SOURCE EXCERPT:
+ + + + +
# Aftermarket Nibs



## Ulises Victoria (Mar 26, 2012)

I have made maybe 6 or 7 Fountain Pens. I can not say I am very satisfied with how they write. Sometimes they feel very scratchy.
What is the expert turners opinion regarding replacing nibs for your FPs?
Do we need to replace the nib only or feeder and nib?
Which brand of nibs do you recommend that are better than kit component nibs, but that are not the more expensive top of the line?

Thank you.


----------



## azamiryou (Mar 26, 2012)

I'm not an expert, but here's the scoop as I know it:



 Many (not all) kit nibs can be tuned to write just fine. A nib that writes good, is good. There's an article about nib tuning in the library.
 Kit nib quality control is poor - some need tuning before they'll work correctly, and some can't even be tuned.
 Knowledgeable pen collectors recognize kit nibs and avoid them, which can affect your sales.
 Upgrade nibs are readily available and they are easy to change. Look for "Heritance" and Bock nibs from IAP vendors. Steel nibs are not super expensive. Upgrade nibs have much better quality control, but sometimes still need minor tuning. They don't send customers running.
 You don't usually have to replace the feed.
 I've gotten bad converters in kits, too, so you probably want to have a few spare converters on hand as well.
My advice: if you are making pens for yourself or as gifts, try tuning the kit nibs and use them if you can get them to work. If you want to sell to "pen people" -- upgrade the nibs, period.


----------



## OKLAHOMAN (Mar 26, 2012)

While Matthew is correct in that "SOME" of the component set nibs can be tunes to write "GOOD" and if your going to use it for yourself that might be OK. But most after market nibs start out better than a tuned component set nib and some actually write not good but "GREAT" right out of the box. 
The second point I'd like to make is if your going to sell your fountain pens and want to give your customers the writing experience they expect the first thing to do is get rid of the component nib as most fountain pen people will pick up your pen take one look at the nib set it back down and walk off. They know the Dayacom label is Chinese. 
I also think you would want a nib that is recognized by 99% of all fountain pen people and most of the private labeled nibs are made by great nib makers but if it's labeled Joe's Pen's, IPG, etc. who made it is their question and why should I believe you it's made by xx company is their thinking if xx companies logo is not on the nib.? Pick a Nib with a know company's Logo on the nib.
That being said when you start to MANUFACTURE fountain pens and have gained a reputation then you will private label your nibs just as companies like Conway Stewart, Aurora, Etc. do.


----------



## HoratioHornblower (Mar 26, 2012)

After market nibs are way better, at least with my little experience they have been. They are worth the cost! Then you might want to tune it, I usually do. Also, ink has an effect on how the pen writes. The kit ink is not something I would suggest...
+ + + + +
Extend the forum discussion about aftermarket fountain pen nibs, picking up directly after its final post.
+ + + + +
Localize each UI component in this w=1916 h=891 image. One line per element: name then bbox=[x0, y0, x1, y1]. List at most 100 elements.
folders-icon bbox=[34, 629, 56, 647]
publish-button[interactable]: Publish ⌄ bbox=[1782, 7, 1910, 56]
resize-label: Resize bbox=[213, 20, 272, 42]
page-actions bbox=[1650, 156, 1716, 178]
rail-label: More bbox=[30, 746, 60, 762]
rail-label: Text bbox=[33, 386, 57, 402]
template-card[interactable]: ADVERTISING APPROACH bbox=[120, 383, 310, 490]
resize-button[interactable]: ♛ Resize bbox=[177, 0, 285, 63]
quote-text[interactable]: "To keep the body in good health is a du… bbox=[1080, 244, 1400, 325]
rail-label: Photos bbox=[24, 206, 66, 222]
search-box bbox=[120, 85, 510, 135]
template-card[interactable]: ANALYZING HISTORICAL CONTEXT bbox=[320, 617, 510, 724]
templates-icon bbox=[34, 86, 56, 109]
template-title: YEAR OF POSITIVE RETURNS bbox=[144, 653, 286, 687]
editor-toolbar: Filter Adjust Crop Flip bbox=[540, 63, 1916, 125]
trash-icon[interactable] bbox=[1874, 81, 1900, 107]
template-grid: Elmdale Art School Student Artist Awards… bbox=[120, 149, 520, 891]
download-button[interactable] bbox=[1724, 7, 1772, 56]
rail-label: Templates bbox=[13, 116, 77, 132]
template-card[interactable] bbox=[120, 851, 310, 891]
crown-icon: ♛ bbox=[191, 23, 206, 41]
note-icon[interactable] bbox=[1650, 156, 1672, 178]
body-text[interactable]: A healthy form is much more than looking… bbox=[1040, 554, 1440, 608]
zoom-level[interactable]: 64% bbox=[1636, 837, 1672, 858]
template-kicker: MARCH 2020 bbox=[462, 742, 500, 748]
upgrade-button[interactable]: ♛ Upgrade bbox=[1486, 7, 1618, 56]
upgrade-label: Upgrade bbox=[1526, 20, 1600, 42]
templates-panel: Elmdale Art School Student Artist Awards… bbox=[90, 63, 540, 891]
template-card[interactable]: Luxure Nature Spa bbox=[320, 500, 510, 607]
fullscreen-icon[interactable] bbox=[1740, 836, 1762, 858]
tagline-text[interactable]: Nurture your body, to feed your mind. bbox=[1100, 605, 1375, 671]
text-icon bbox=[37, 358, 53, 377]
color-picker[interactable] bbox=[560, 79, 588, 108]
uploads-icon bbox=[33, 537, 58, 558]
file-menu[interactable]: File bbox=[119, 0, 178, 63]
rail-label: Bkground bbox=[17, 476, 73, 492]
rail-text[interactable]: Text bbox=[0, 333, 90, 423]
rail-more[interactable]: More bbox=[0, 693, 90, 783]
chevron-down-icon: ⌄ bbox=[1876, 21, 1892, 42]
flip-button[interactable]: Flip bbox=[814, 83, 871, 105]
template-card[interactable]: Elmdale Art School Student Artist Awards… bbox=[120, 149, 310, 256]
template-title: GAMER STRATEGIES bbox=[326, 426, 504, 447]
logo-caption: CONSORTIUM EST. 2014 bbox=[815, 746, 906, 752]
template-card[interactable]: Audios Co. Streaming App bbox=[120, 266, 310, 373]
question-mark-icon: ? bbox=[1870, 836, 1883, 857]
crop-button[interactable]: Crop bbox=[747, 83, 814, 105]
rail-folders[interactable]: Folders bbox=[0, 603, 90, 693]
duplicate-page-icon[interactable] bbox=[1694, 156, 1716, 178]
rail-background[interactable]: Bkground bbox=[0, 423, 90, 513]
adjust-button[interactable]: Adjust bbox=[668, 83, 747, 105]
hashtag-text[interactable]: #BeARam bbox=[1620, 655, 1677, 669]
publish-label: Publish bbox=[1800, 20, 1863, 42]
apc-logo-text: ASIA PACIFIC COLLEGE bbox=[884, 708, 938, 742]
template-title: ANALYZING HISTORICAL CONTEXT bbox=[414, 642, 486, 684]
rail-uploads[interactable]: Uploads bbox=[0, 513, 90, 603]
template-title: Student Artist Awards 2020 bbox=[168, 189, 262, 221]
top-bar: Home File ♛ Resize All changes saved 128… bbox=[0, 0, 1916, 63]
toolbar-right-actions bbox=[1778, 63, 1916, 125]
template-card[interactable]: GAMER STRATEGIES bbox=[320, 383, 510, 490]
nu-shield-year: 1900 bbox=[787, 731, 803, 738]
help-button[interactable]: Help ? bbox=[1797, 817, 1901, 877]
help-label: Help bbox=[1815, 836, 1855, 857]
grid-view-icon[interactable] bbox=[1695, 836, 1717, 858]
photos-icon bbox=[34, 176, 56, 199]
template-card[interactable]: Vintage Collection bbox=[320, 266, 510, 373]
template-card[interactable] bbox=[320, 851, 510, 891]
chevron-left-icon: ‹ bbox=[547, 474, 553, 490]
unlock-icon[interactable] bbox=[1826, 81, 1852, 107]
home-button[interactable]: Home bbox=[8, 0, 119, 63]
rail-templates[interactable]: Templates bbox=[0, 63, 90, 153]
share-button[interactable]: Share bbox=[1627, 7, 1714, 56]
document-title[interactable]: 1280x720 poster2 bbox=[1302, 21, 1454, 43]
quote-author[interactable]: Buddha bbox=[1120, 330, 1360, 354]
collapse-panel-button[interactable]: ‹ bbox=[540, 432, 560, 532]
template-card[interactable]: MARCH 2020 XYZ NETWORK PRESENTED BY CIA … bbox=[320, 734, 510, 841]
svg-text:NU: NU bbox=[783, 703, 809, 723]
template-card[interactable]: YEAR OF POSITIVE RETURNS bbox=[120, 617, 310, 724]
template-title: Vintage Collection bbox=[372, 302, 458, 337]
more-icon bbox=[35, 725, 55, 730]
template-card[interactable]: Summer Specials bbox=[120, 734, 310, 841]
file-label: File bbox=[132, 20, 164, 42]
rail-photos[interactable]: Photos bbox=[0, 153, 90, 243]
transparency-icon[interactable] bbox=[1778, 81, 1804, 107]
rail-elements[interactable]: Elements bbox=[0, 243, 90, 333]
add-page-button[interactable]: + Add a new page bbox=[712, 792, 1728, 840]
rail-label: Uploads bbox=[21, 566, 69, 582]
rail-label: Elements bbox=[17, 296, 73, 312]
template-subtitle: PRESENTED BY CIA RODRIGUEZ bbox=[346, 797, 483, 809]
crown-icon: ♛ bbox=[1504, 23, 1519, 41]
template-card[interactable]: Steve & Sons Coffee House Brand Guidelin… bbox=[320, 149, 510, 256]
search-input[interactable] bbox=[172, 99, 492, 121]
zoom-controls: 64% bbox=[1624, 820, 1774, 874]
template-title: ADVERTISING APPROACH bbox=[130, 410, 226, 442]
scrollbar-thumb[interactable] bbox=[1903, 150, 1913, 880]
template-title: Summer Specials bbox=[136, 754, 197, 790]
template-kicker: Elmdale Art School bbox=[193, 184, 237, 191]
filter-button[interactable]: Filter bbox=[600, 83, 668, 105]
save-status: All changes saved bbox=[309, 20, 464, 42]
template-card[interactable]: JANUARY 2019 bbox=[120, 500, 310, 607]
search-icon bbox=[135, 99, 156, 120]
+ + + + +
RESULT FOR THIS EXERCISE:
David


----------



## azamiryou (Mar 26, 2012)

OKLAHOMAN said:


> While Matthew is correct in that "SOME" of the component set nibs can be tunes to write "GOOD" and if your going to use it for yourself that might be OK. But most after market nibs start out better than a tuned component set nib and some actually write not good but "GREAT" right out of the box.



I generally can't tell the difference (by writing) between a kit nib I've tuned and an upgrade nib I've tuned. I guess I must either be good at tuning kit nibs, bad at tuning upgrade nibs, or insensitive to the differences.

(I still upgrade all my nibs, it saves me from wasting time trying to tune a nib that can't be tuned and avoids driving off potential customers who flee at the sight of an IPG nib.)


----------



## 76winger (Mar 28, 2012)

I've been replacing all the nibs on fountain pens I intend to sell as well due to advice found on this site. 

The one question I've had though, (I've only used Heritance so far) is how do I tell if it's a fine pt. or medium pt. after its together, mixed with other pens, and I don't recall what I put in it? Just wondering if there's a mark I'm missing or how others are dealing with this.

Sent from my iPad using Forum Runner


----------



## propencity (Mar 28, 2012)

Same question as Dave.


----------



## OKLAHOMAN (Mar 28, 2012)

A couple of ways to handle this. If your doing shows a good way is to make sure you tuned up a number of each size nib and have them in some small type of container marked with the width of the nib. Now when a customer comes to your booth and is showing interest in a fountain pen the first thing I say is " All my fountain pens will come with a (in my case "Bock nib") of your choice fine,medium or extra fine, the nib on the pen now is just a show, throw away nib. We use these as we never know which width nib you would like on any of these fine writing instruments and this being a place where someone migh pick up on of these pens while we're buzy with other customers and not knowing tries to write and ruines a $30 nib.   Then  when we change the nib to your choice we will also so you how to change it and completely clean the feed and housing.) I always keep a complete section with each width nib with a converter attached for demo purposes so when they find a style of pen they like all I have to do is unscrew the section and put an inked up section on for them to try. You've explained to them the choices they have and that you will show them how to take care of it....This s how I do it and it works for me, might not for you.
If you want the nibs on the pens  ( I still think its not the way to go as the blue Statesman the customer likes might have a fine nib and the customer wanted a medium nib so now you'll have to change it anyway ) but if thats how you want then just make sure that you pack and display them separately, and don't be surprised when someone tries to write with it while your busy and untunes it.:wink:.




76winger said:


> I've been replacing all the nibs on fountain pens I intend to sell as well due to advice found on this site.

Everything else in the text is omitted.